### Source
.....
| Thanks Nijaz for the updated filter rules!
With these I was also able now to "HTTrack down" the guardianproject in a
short amount of time.
JFYI here the used command line version:
httrack <https://mobile.twitter.com/guardianproject> -v -s0 -F "Mozilla/5.0
(Linux; U; Android 2.2) AppleWebKit/533.1 (KHTML, like Gecko) Version/4.0
Mobile Safari/533.1" -%S "twitter2-scanrules.txt" -%c16 -%B -u0 -%s -%v -A0
--disable-security-limits
(in the scanrules txt file are the rules as defined by you)
Tried it also on the other Twitter account I was using in my first test, and
it also was quickly finishing.
For some embedded images it may need some further scan rules tweaking, but
overall it's great to see that basically working!
I just noticed recently, at least with these 2 tests, the created HTML files
are stored without file suffix. I have to add .html and then they are viewable
(else it would be the plain source html text in the browser). And because of
the missing file suffix, also the reference used by the "Load Older Tweets"
button would require the .html change in each file, else right now it
references out to the "file without suffix".
Any idea why the files (and hence references in these files) are not having
any file suffix, where I would expect it to be .html for example? | |
.....
### Record excerpts

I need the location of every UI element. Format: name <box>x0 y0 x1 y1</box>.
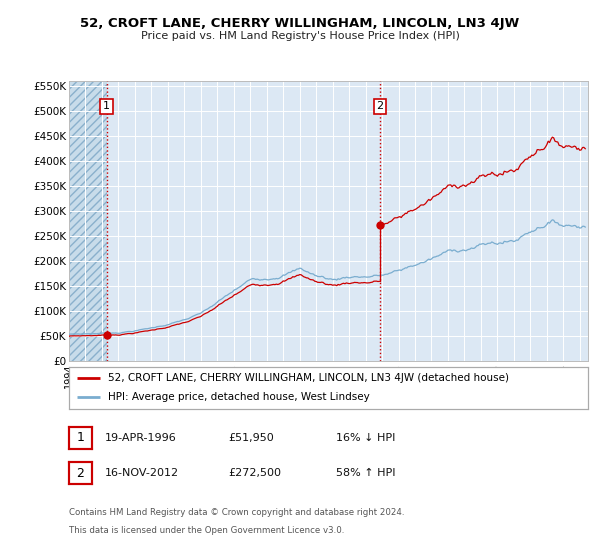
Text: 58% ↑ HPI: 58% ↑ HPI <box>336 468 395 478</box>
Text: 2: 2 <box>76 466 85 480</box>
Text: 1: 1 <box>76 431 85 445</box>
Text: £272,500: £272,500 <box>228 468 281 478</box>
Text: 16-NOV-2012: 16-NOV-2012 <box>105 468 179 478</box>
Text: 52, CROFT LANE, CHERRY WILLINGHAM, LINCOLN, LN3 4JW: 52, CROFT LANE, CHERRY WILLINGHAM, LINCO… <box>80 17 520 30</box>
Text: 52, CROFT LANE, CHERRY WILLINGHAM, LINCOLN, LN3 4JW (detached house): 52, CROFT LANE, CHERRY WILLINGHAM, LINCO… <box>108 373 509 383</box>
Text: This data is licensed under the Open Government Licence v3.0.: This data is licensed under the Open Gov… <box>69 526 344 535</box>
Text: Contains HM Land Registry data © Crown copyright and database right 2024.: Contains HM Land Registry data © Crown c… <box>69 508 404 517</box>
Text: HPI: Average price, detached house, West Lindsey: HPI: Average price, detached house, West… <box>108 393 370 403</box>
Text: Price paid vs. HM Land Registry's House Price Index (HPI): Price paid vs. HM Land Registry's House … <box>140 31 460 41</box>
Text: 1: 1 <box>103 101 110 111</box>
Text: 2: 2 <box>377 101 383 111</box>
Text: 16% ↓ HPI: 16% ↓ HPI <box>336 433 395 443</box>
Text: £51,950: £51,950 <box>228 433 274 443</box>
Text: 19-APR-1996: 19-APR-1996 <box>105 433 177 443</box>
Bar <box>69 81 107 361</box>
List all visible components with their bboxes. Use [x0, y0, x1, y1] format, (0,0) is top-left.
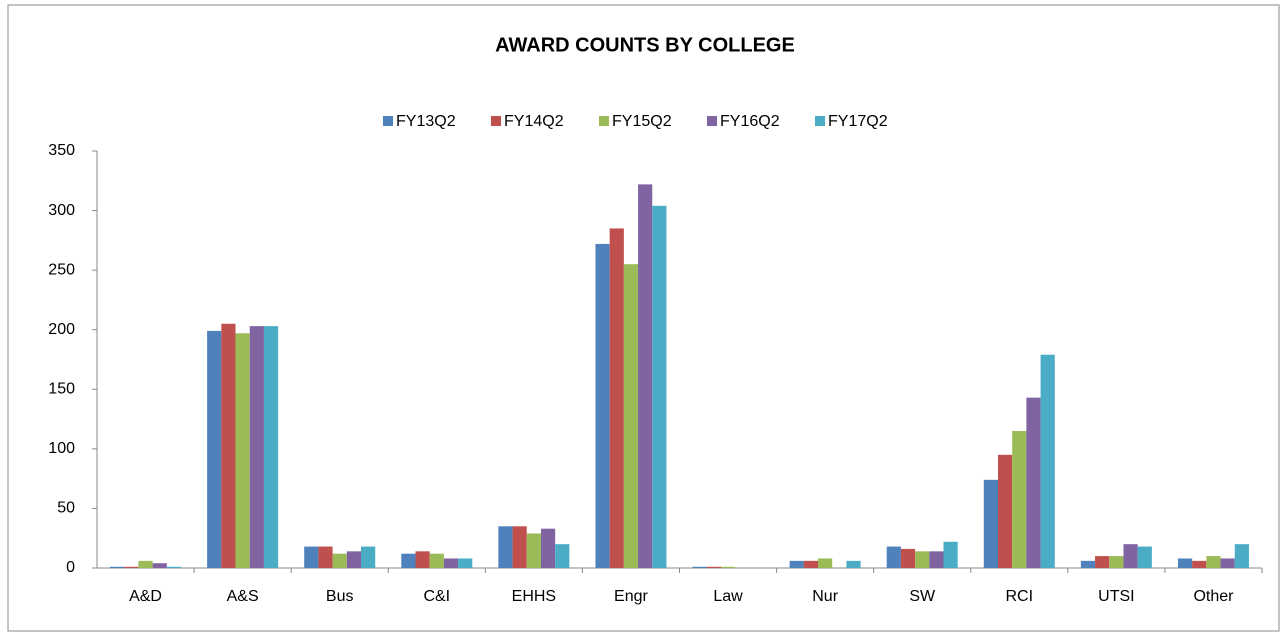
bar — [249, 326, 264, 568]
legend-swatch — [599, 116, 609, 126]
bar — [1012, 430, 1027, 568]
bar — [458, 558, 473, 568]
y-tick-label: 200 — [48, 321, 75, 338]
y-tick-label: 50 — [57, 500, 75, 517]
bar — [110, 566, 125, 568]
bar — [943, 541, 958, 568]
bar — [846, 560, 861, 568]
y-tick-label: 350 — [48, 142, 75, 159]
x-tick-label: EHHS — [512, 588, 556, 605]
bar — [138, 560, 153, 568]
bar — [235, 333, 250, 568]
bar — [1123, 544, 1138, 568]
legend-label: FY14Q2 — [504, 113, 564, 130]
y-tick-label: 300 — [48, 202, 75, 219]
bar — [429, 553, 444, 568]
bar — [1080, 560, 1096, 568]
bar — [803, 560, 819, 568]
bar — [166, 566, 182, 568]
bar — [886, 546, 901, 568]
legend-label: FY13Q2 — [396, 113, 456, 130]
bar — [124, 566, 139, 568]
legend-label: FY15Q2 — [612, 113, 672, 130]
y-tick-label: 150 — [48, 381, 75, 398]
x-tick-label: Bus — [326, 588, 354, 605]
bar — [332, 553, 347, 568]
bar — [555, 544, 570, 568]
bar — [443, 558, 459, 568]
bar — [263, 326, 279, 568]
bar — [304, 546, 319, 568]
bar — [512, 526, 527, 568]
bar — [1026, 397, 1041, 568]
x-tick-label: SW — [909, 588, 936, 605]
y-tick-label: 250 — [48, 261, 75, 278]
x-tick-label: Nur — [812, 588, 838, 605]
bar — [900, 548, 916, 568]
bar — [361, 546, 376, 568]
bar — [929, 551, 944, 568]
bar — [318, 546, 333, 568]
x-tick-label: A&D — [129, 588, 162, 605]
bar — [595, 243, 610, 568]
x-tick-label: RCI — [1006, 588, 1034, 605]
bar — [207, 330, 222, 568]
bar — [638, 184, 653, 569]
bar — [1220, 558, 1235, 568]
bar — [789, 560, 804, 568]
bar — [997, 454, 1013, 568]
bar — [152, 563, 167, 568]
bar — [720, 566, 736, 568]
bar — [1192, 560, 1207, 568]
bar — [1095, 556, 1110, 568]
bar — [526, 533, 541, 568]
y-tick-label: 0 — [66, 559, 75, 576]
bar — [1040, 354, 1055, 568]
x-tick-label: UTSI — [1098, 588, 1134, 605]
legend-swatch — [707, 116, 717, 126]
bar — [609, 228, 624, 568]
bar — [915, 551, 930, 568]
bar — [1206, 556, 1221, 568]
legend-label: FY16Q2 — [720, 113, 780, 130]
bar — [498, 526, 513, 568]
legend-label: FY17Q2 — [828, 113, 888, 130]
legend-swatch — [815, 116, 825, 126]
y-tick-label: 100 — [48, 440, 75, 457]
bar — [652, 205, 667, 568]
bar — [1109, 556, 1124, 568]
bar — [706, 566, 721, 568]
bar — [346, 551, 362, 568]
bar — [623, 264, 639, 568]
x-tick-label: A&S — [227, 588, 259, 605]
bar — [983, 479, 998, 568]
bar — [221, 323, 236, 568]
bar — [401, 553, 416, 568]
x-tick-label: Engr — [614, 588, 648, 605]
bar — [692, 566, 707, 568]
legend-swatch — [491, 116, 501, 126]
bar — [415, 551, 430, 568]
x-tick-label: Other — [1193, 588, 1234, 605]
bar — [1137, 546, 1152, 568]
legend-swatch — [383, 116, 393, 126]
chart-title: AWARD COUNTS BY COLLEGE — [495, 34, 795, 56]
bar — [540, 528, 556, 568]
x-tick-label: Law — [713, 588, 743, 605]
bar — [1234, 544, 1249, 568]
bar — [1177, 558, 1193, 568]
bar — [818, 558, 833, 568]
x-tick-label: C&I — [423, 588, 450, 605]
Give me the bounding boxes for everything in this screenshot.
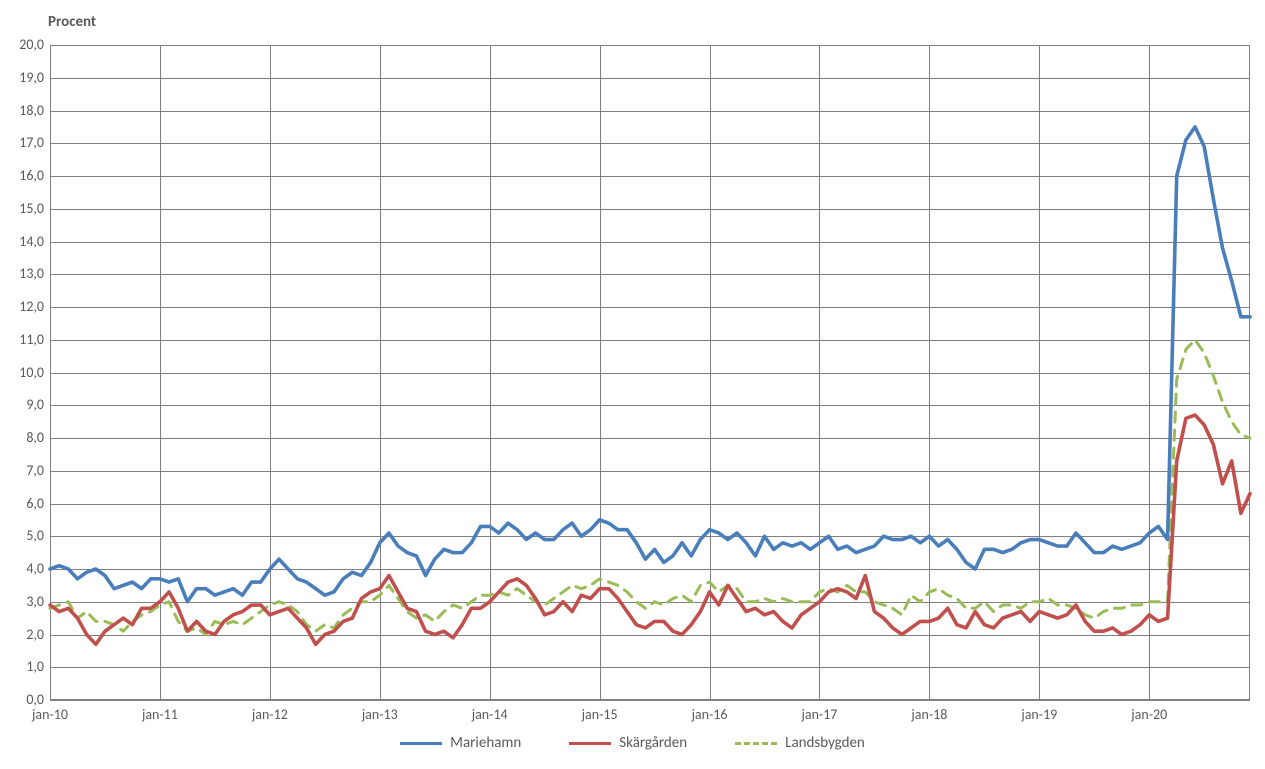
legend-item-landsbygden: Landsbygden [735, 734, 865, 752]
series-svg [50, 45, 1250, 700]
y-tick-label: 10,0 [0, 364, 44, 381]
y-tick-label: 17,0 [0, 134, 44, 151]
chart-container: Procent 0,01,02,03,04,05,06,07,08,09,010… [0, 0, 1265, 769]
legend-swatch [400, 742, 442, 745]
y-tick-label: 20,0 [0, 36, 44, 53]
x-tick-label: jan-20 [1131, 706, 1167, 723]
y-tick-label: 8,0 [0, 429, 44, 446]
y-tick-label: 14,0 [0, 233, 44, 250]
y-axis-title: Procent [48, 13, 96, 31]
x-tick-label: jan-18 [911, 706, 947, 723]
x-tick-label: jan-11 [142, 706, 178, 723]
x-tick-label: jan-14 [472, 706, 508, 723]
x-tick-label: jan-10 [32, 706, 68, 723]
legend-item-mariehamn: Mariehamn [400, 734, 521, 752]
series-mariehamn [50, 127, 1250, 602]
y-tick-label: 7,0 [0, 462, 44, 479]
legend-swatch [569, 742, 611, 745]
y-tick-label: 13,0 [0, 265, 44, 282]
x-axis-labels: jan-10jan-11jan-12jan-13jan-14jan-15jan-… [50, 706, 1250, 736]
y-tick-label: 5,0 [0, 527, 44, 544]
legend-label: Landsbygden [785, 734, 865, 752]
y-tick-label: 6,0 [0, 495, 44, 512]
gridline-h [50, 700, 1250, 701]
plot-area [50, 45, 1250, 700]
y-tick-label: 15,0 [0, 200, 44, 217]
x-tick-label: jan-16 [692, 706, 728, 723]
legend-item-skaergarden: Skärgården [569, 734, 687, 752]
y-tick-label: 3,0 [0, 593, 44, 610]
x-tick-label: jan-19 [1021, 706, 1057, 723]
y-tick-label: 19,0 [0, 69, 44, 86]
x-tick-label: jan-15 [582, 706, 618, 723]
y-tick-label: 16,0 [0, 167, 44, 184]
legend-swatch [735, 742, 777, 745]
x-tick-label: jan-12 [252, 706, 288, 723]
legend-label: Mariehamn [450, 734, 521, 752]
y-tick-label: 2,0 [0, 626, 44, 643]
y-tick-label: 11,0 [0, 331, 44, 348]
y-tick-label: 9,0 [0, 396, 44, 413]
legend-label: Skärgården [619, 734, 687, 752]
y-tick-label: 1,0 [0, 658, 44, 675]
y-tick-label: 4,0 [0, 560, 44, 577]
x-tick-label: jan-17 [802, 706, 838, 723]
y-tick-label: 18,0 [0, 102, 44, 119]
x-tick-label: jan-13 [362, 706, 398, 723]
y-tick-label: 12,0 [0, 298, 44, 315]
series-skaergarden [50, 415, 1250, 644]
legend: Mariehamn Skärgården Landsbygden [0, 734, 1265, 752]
.....
### Work to do
- 1) Can you transcribe the HTTrack post from "Tried it also" to "that basically working!"?
- 2) Which options in the HTTrack post's command line begin with "-%"? List all of them.

### Solutions to the problems
- 1)
Tried it also on the other Twitter account I was using in my first test, and
it also was quickly finishing.
For some embedded images it may need some further scan rules tweaking, but
overall it's great to see that basically working!

- 2)
-%S
-%c16
-%B
-%s
-%v